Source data
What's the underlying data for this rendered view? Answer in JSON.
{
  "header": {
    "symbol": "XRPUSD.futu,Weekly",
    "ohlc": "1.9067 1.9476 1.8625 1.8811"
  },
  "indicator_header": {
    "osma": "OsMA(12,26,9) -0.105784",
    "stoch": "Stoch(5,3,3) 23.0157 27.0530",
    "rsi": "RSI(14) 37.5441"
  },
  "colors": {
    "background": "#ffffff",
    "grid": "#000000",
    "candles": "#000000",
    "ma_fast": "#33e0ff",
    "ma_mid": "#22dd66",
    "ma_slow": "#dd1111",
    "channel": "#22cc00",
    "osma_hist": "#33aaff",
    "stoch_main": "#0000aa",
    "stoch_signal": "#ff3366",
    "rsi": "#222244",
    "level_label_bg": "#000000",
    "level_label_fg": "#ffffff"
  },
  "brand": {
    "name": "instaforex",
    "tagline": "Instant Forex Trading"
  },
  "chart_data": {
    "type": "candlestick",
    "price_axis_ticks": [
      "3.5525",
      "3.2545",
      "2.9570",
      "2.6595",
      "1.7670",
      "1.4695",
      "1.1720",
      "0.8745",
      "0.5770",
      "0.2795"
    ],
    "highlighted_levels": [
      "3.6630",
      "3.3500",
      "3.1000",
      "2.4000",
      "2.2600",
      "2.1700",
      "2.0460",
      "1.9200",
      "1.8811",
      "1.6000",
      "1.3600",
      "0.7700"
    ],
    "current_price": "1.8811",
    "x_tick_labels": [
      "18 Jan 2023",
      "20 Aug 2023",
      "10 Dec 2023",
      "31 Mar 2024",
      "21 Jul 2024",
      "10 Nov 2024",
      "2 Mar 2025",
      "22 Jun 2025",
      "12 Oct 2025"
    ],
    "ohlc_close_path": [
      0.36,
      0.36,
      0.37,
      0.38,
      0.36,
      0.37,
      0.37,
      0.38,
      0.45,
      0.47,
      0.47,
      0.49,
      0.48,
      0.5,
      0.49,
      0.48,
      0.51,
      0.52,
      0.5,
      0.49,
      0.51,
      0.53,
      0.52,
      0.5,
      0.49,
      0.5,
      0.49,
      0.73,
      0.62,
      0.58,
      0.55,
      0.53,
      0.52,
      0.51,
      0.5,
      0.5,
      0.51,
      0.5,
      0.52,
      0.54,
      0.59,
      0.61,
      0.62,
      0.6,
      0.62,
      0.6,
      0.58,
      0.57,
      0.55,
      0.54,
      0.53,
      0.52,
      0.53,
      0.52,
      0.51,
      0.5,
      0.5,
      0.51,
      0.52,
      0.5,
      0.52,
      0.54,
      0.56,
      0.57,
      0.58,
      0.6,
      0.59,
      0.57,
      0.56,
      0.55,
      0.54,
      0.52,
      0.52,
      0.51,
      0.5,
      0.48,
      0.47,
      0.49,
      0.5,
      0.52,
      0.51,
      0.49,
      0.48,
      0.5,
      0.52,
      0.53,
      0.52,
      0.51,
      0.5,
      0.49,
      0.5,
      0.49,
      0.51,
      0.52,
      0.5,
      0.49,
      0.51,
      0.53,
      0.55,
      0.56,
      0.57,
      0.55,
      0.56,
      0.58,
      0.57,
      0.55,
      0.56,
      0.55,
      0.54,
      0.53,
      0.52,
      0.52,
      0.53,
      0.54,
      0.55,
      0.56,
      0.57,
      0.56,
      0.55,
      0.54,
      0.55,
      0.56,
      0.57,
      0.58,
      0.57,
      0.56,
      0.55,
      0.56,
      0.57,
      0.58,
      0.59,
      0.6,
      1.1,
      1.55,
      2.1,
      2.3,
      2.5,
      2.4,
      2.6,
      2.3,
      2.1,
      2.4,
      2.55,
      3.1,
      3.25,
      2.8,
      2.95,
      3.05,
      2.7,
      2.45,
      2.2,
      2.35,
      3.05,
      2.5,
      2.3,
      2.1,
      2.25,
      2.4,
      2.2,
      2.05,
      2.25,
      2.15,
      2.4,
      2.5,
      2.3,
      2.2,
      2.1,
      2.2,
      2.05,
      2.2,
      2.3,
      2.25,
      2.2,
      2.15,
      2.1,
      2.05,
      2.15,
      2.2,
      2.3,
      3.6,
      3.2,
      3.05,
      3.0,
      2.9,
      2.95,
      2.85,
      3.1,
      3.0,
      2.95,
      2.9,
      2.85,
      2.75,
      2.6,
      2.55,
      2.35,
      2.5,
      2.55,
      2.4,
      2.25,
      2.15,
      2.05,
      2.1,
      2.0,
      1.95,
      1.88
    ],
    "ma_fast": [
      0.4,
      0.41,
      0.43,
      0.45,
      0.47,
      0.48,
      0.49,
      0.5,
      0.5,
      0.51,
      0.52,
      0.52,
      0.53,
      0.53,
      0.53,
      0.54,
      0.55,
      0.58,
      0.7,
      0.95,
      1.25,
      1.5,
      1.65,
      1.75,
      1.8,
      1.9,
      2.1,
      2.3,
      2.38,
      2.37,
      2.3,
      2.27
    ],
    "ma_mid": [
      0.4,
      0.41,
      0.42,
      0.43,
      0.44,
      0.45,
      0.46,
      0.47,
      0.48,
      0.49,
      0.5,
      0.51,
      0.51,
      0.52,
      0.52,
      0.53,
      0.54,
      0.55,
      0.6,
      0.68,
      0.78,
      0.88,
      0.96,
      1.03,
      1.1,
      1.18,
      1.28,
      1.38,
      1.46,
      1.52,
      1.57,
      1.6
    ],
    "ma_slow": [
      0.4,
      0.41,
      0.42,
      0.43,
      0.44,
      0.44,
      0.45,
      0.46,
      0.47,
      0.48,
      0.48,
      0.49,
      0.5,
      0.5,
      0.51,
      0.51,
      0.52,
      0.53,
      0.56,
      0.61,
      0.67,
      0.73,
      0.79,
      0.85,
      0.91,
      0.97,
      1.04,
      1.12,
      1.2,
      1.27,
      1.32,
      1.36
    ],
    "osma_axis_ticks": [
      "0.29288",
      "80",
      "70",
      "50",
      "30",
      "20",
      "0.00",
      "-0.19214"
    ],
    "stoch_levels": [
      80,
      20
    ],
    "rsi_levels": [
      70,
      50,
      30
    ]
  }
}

* _THE REQUEST_
Reproduce every line above without error.

* _SOLVED PROBLEM_
What's the underlying data for this rendered view? Answer in JSON.
{
  "header": {
    "symbol": "XRPUSD.futu,Weekly",
    "ohlc": "1.9067 1.9476 1.8625 1.8811"
  },
  "indicator_header": {
    "osma": "OsMA(12,26,9) -0.105784",
    "stoch": "Stoch(5,3,3) 23.0157 27.0530",
    "rsi": "RSI(14) 37.5441"
  },
  "colors": {
    "background": "#ffffff",
    "grid": "#000000",
    "candles": "#000000",
    "ma_fast": "#33e0ff",
    "ma_mid": "#22dd66",
    "ma_slow": "#dd1111",
    "channel": "#22cc00",
    "osma_hist": "#33aaff",
    "stoch_main": "#0000aa",
    "stoch_signal": "#ff3366",
    "rsi": "#222244",
    "level_label_bg": "#000000",
    "level_label_fg": "#ffffff"
  },
  "brand": {
    "name": "instaforex",
    "tagline": "Instant Forex Trading"
  },
  "chart_data": {
    "type": "candlestick",
    "price_axis_ticks": [
      "3.5525",
      "3.2545",
      "2.9570",
      "2.6595",
      "1.7670",
      "1.4695",
      "1.1720",
      "0.8745",
      "0.5770",
      "0.2795"
    ],
    "highlighted_levels": [
      "3.6630",
      "3.3500",
      "3.1000",
      "2.4000",
      "2.2600",
      "2.1700",
      "2.0460",
      "1.9200",
      "1.8811",
      "1.6000",
      "1.3600",
      "0.7700"
    ],
    "current_price": "1.8811",
    "x_tick_labels": [
      "18 Jan 2023",
      "20 Aug 2023",
      "10 Dec 2023",
      "31 Mar 2024",
      "21 Jul 2024",
      "10 Nov 2024",
      "2 Mar 2025",
      "22 Jun 2025",
      "12 Oct 2025"
    ],
    "ohlc_close_path": [
      0.36,
      0.36,
      0.37,
      0.38,
      0.36,
      0.37,
      0.37,
      0.38,
      0.45,
      0.47,
      0.47,
      0.49,
      0.48,
      0.5,
      0.49,
      0.48,
      0.51,
      0.52,
      0.5,
      0.49,
      0.51,
      0.53,
      0.52,
      0.5,
      0.49,
      0.5,
      0.49,
      0.73,
      0.62,
      0.58,
      0.55,
      0.53,
      0.52,
      0.51,
      0.5,
      0.5,
      0.51,
      0.5,
      0.52,
      0.54,
      0.59,
      0.61,
      0.62,
      0.6,
      0.62,
      0.6,
      0.58,
      0.57,
      0.55,
      0.54,
      0.53,
      0.52,
      0.53,
      0.52,
      0.51,
      0.5,
      0.5,
      0.51,
      0.52,
      0.5,
      0.52,
      0.54,
      0.56,
      0.57,
      0.58,
      0.6,
      0.59,
      0.57,
      0.56,
      0.55,
      0.54,
      0.52,
      0.52,
      0.51,
      0.5,
      0.48,
      0.47,
      0.49,
      0.5,
      0.52,
      0.51,
      0.49,
      0.48,
      0.5,
      0.52,
      0.53,
      0.52,
      0.51,
      0.5,
      0.49,
      0.5,
      0.49,
      0.51,
      0.52,
      0.5,
      0.49,
      0.51,
      0.53,
      0.55,
      0.56,
      0.57,
      0.55,
      0.56,
      0.58,
      0.57,
      0.55,
      0.56,
      0.55,
      0.54,
      0.53,
      0.52,
      0.52,
      0.53,
      0.54,
      0.55,
      0.56,
      0.57,
      0.56,
      0.55,
      0.54,
      0.55,
      0.56,
      0.57,
      0.58,
      0.57,
      0.56,
      0.55,
      0.56,
      0.57,
      0.58,
      0.59,
      0.6,
      1.1,
      1.55,
      2.1,
      2.3,
      2.5,
      2.4,
      2.6,
      2.3,
      2.1,
      2.4,
      2.55,
      3.1,
      3.25,
      2.8,
      2.95,
      3.05,
      2.7,
      2.45,
      2.2,
      2.35,
      3.05,
      2.5,
      2.3,
      2.1,
      2.25,
      2.4,
      2.2,
      2.05,
      2.25,
      2.15,
      2.4,
      2.5,
      2.3,
      2.2,
      2.1,
      2.2,
      2.05,
      2.2,
      2.3,
      2.25,
      2.2,
      2.15,
      2.1,
      2.05,
      2.15,
      2.2,
      2.3,
      3.6,
      3.2,
      3.05,
      3.0,
      2.9,
      2.95,
      2.85,
      3.1,
      3.0,
      2.95,
      2.9,
      2.85,
      2.75,
      2.6,
      2.55,
      2.35,
      2.5,
      2.55,
      2.4,
      2.25,
      2.15,
      2.05,
      2.1,
      2.0,
      1.95,
      1.88
    ],
    "ma_fast": [
      0.4,
      0.41,
      0.43,
      0.45,
      0.47,
      0.48,
      0.49,
      0.5,
      0.5,
      0.51,
      0.52,
      0.52,
      0.53,
      0.53,
      0.53,
      0.54,
      0.55,
      0.58,
      0.7,
      0.95,
      1.25,
      1.5,
      1.65,
      1.75,
      1.8,
      1.9,
      2.1,
      2.3,
      2.38,
      2.37,
      2.3,
      2.27
    ],
    "ma_mid": [
      0.4,
      0.41,
      0.42,
      0.43,
      0.44,
      0.45,
      0.46,
      0.47,
      0.48,
      0.49,
      0.5,
      0.51,
      0.51,
      0.52,
      0.52,
      0.53,
      0.54,
      0.55,
      0.6,
      0.68,
      0.78,
      0.88,
      0.96,
      1.03,
      1.1,
      1.18,
      1.28,
      1.38,
      1.46,
      1.52,
      1.57,
      1.6
    ],
    "ma_slow": [
      0.4,
      0.41,
      0.42,
      0.43,
      0.44,
      0.44,
      0.45,
      0.46,
      0.47,
      0.48,
      0.48,
      0.49,
      0.5,
      0.5,
      0.51,
      0.51,
      0.52,
      0.53,
      0.56,
      0.61,
      0.67,
      0.73,
      0.79,
      0.85,
      0.91,
      0.97,
      1.04,
      1.12,
      1.2,
      1.27,
      1.32,
      1.36
    ],
    "osma_axis_ticks": [
      "0.29288",
      "80",
      "70",
      "50",
      "30",
      "20",
      "0.00",
      "-0.19214"
    ],
    "stoch_levels": [
      80,
      20
    ],
    "rsi_levels": [
      70,
      50,
      30
    ]
  }
}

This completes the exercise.